PASSAGE GIVEN =
Whiteboard as context (= information) – how to use this 'insight' in Fibery?

hey @Yuri_BC ,
thanks for the connecting impulse! Appreciate that.
I am myself always after keeping discussions organic in forums – and here I am surely the ‘uninitiated’ newbie (which is why I started this as a question :smiling_face:).

As to the ‘translation’ you are giving, I am not sure, though.

In a way, what I propose is very simple – even if the rationale, I felt, needs some explaining / framing (therefore my long texts).
But: It is not an automated graph as in Obsidian (or InfraNodus, or DiagramGPT,…)– which really is a secondary visualization of what is described on the underlying note / metadata level (– see the argument about secondary visualization vs. primary plane of associative + creative work above; and see @Chr1sG in a way making an argument on the basis of this ‘secondary visualization’ misunderstanding (– if I am allowed to call it a misunderstanding :pray: –), and my argument for giving the whiteboard and making connections on it some more ‘constitutional’, ‘authorial’ status).

Actually, while being a very visually oriented person when it comes to knowledge work, I like others came to the conclusion that an automated graph view (especially the global ones) doesn´t really bring anything new to the table in most situations.
So, in a sense I am really arguing for the opposite, that is an interactive schematization, visual nevertheless, that can be actively manipulated in the course of knowledge work (I strongly believe in enactivist, constructive knowledge philosophies…). If one can´t interact with it, it is rarely ‘knowledge’… (Here I concur w/ the sentiment voiced by @njyo in the context of one of the graph discussions you referenced: Fibery for knowledge management, what I desire - #3 by njyo )

What I simply expected – and what I want – is a way to register on entity level every instance / act of an entity being placed / created on a whiteboard. This is not what is happening in Obsidian around the graph. And – in difference to the auto-graphs of Obsidian and the like – I am understanding a whiteboard as something that indeed can be constructed and played around with by the users (any idiosyncratic mapping they ‘come up’ with, because of … whatever relevancy they ascribe to the cluster for whatever professional reason).

PROVIDED RECORDS =

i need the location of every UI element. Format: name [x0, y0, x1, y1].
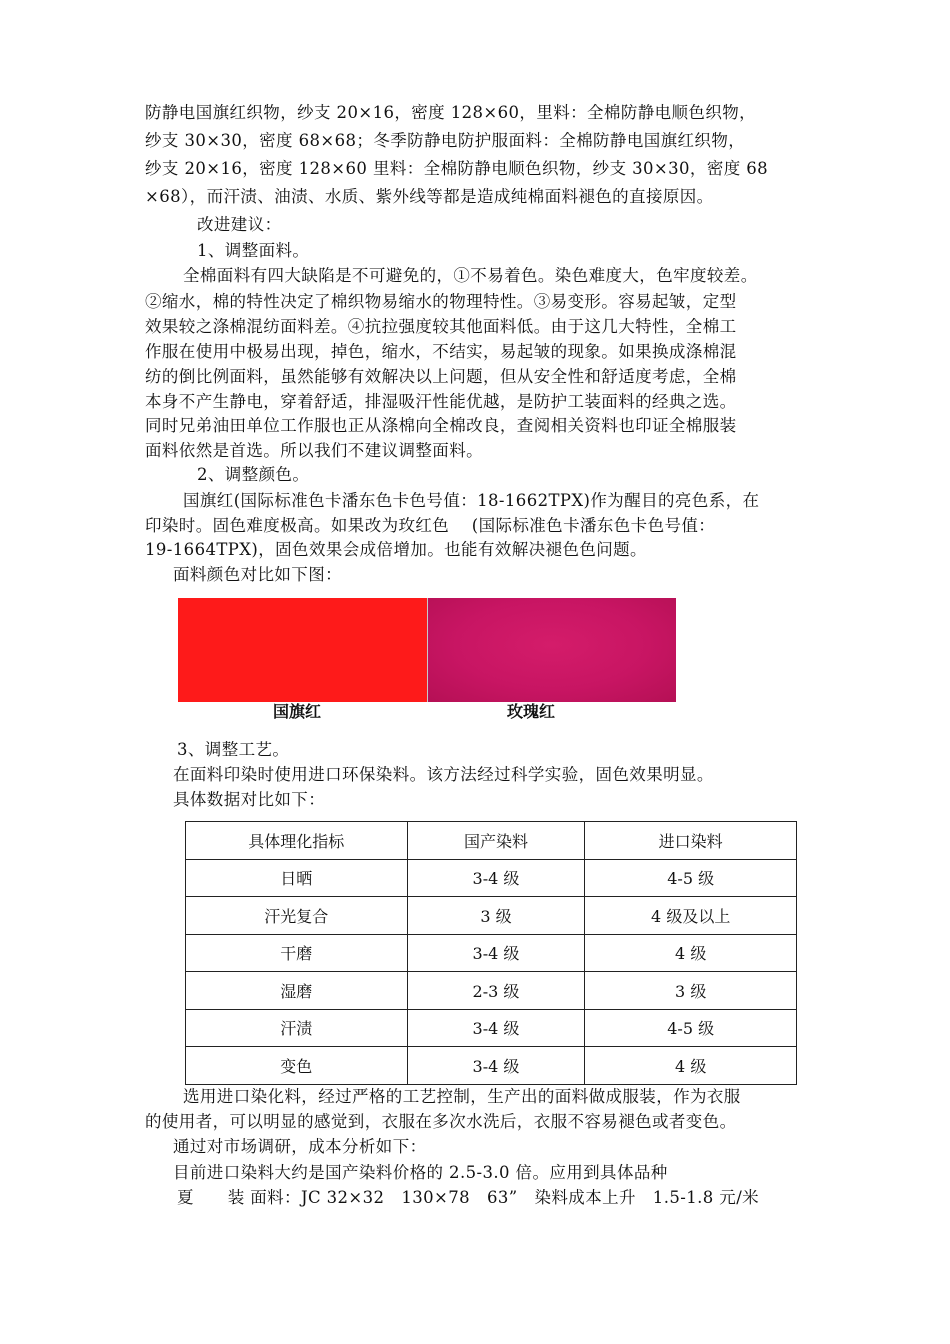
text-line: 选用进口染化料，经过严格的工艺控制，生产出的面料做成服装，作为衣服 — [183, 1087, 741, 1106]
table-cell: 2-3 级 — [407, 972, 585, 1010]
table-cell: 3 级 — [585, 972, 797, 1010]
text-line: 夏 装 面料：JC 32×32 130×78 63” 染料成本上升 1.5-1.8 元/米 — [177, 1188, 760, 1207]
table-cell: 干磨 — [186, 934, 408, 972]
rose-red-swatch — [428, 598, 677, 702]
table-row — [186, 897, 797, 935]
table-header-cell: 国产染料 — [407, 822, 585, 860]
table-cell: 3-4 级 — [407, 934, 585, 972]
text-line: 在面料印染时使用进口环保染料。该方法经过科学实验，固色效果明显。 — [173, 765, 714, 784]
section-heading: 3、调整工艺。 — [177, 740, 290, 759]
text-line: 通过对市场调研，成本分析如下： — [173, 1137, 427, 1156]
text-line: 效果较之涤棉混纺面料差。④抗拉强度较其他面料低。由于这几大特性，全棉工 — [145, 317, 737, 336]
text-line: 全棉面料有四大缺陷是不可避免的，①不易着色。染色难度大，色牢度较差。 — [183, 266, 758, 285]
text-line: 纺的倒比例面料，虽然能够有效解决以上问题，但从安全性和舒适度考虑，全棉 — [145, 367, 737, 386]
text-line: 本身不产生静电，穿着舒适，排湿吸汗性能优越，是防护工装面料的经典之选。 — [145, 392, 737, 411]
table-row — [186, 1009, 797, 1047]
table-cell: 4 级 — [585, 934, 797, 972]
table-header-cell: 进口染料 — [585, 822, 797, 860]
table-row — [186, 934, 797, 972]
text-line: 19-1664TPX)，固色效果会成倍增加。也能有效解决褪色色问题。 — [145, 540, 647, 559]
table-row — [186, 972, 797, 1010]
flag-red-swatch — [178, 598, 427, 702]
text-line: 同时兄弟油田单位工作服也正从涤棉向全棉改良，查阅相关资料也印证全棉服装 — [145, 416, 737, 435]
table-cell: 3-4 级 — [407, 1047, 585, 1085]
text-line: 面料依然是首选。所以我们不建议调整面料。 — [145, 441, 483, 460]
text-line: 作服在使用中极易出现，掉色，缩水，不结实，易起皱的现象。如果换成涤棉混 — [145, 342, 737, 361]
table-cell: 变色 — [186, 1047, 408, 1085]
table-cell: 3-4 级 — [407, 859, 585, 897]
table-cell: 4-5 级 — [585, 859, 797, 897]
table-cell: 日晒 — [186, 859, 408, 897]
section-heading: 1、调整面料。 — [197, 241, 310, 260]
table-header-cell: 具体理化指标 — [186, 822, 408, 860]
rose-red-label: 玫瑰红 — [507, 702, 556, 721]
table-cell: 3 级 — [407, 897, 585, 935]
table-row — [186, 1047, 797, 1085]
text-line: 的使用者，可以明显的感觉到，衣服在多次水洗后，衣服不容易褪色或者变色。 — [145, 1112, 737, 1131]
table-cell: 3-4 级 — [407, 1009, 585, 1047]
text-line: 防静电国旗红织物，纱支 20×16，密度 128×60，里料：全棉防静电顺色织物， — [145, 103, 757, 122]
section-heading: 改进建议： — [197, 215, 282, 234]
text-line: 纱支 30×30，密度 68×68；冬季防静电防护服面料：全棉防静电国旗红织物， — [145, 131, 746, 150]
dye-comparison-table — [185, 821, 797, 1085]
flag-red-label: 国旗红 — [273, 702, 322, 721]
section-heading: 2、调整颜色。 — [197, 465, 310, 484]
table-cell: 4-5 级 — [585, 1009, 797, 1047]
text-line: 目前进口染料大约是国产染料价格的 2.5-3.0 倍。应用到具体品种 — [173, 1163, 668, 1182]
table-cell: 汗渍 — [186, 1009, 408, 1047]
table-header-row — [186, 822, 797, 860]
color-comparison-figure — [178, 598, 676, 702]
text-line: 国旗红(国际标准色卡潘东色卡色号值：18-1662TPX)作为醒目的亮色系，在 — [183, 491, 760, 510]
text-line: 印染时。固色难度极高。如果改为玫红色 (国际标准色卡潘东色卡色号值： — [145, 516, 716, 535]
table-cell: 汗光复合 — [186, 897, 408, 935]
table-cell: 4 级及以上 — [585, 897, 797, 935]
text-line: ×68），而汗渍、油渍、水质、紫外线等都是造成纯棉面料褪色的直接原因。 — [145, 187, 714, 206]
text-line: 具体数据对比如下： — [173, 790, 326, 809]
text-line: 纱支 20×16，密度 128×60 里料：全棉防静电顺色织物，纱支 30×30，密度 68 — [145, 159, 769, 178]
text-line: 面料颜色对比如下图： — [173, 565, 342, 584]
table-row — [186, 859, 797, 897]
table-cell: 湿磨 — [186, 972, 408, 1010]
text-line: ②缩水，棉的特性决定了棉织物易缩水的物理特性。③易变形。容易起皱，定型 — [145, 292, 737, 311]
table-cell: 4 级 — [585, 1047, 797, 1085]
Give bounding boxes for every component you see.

* * *

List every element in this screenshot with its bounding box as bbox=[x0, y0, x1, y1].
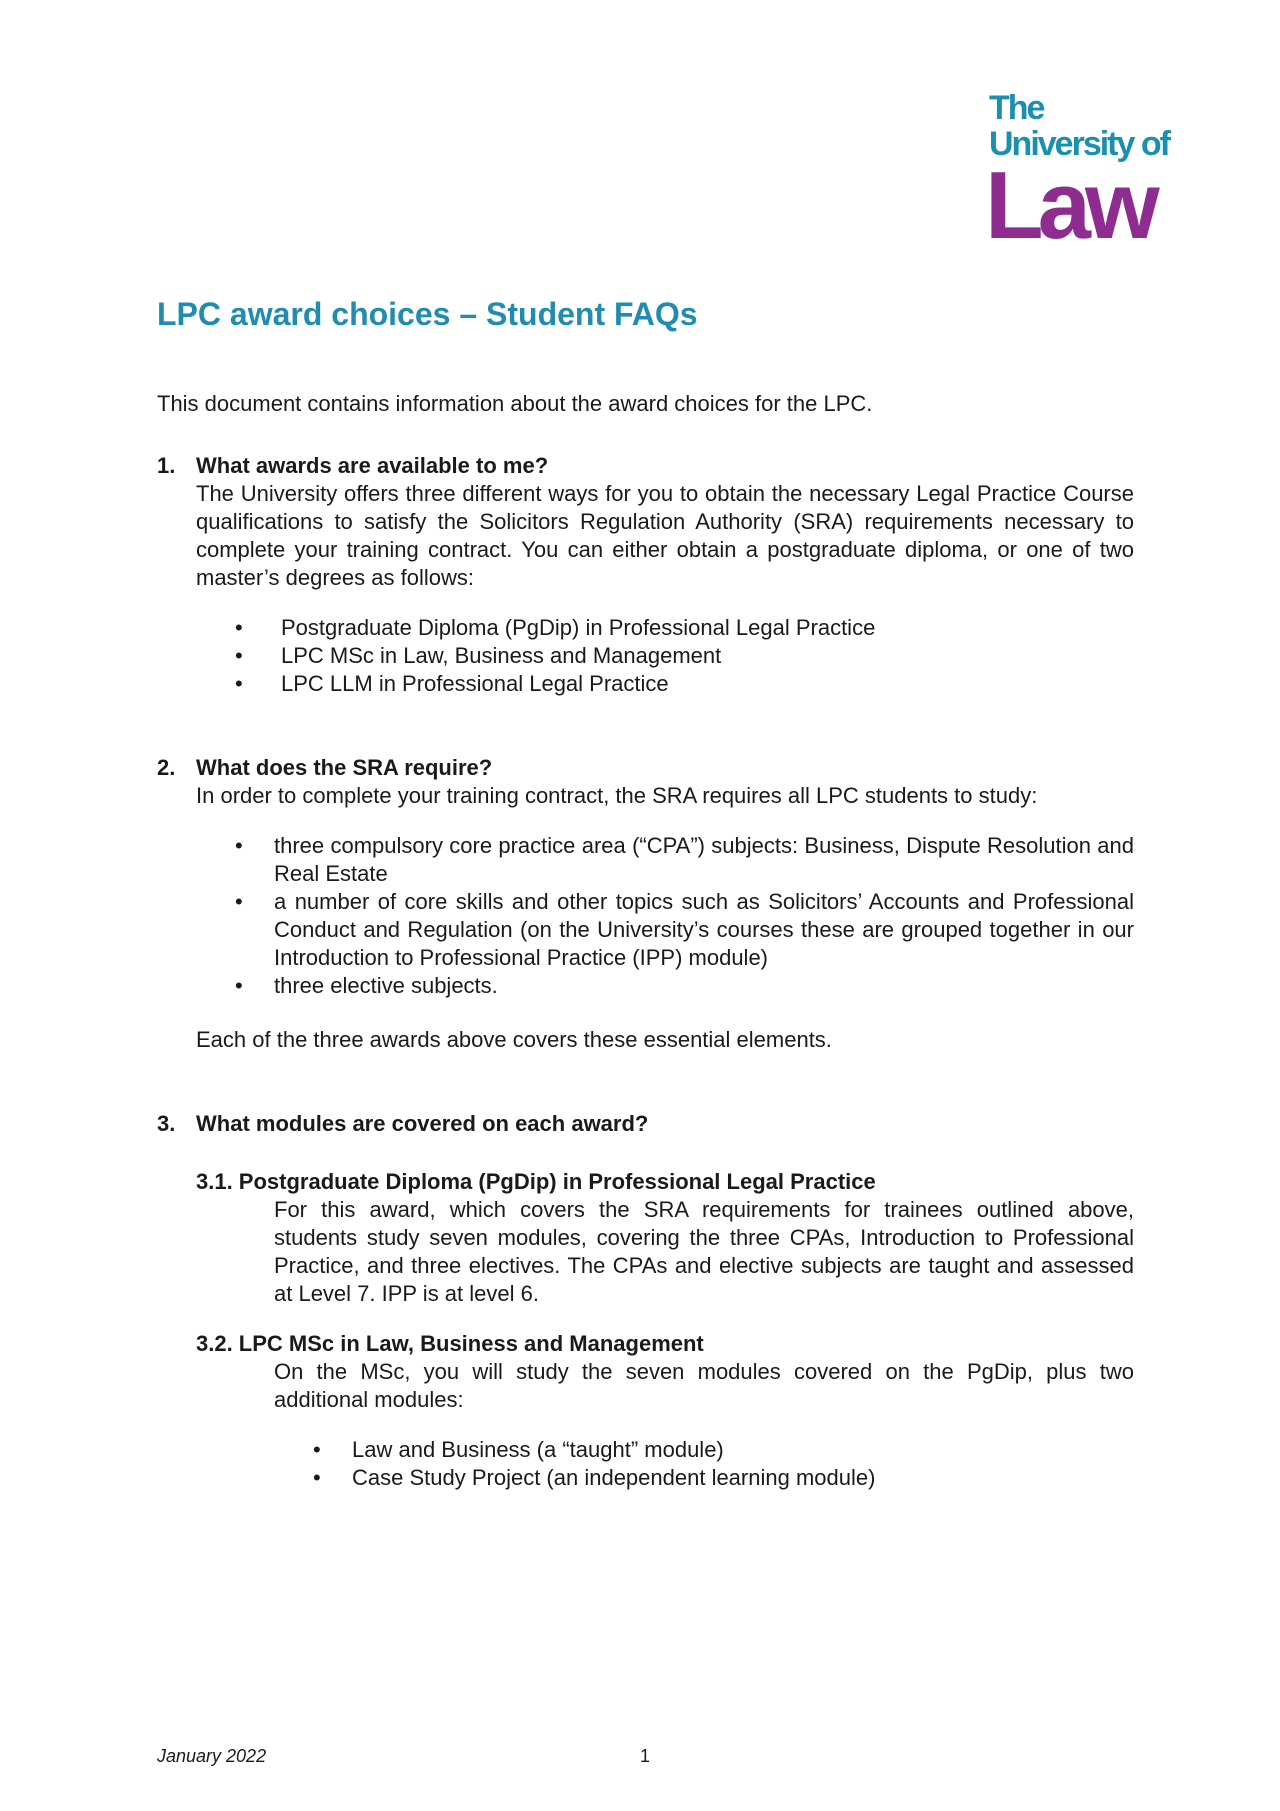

...

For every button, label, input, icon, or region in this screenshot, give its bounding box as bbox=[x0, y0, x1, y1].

EXERCISE TASKS =
1. Reproduce the entries word for word, from the line containing "i need the location" down to the line containing "text-line: 效果较之涤棉混纺面料差。④抗拉强度较其他面料低。由于这几大特性，全棉工 —", both lines included, omitting the picture.
2. Continue the forum post on whiteboards in Fibery, picking up after its final sentence.
The forum post on whiteboards in Fibery and the entries come from unrelated sources.

ANSWERS TO THE PROBLEMS =
1.
i need the location of every UI element. Format: name [x0, y0, x1, y1].
text-line: 选用进口染化料，经过严格的工艺控制，生产出的面料做成服装，作为衣服 — [183, 1087, 741, 1106]
table-cell: 2-3 级 — [407, 972, 585, 1010]
table-cell: 3 级 — [585, 972, 797, 1010]
text-line: 夏 装 面料：JC 32×32 130×78 63” 染料成本上升 1.5-1.8 元/米 — [177, 1188, 760, 1207]
table-cell: 干磨 — [186, 934, 408, 972]
rose-red-swatch — [428, 598, 677, 702]
table-row — [186, 897, 797, 935]
table-header-cell: 国产染料 — [407, 822, 585, 860]
table-cell: 3-4 级 — [407, 934, 585, 972]
text-line: 在面料印染时使用进口环保染料。该方法经过科学实验，固色效果明显。 — [173, 765, 714, 784]
section-heading: 3、调整工艺。 — [177, 740, 290, 759]
text-line: 通过对市场调研，成本分析如下： — [173, 1137, 427, 1156]
text-line: 效果较之涤棉混纺面料差。④抗拉强度较其他面料低。由于这几大特性，全棉工 — [145, 317, 737, 336]

2.
But really – and this is where a lot of my looong text writing comes from – it is about a kind of 180° swap vis-a-vis things like automated graph representations and generally secondary visualization post factum
– Looking through your links, there is indeed one which really is talking about exactly the same thing. and in a very concise manner; and already in 2021! (– so thank you for making me aware of that! :pray:).

It´s @rothnic who wrote it up in a lucid paragraph:

There are systems/business modeling languages (SysML, BPMN) that implement structured visual modeling concepts that do define explicit and reusable relationships. So, with these systems, you are building the model visually, which is then turned into a database under the hood that can be queried, generate reports, etc. With Fibery and other general-purpose tools you are modeling the relationships and entering the data more directly, then generating visualizations from that database. So it is generally coming at this from the opposite direction.

[ … … just, that I would add: I am also not sure when talking about canvasses, whiteboards etc, we are at all remaining in the conceptual space of ‘graphs’ and ‘trees’ in their stricter logical and technical sense. – This is why I rather use the terms ‘concept map’ and ‘graphical model’, ‘idealized cognitive model’ etc.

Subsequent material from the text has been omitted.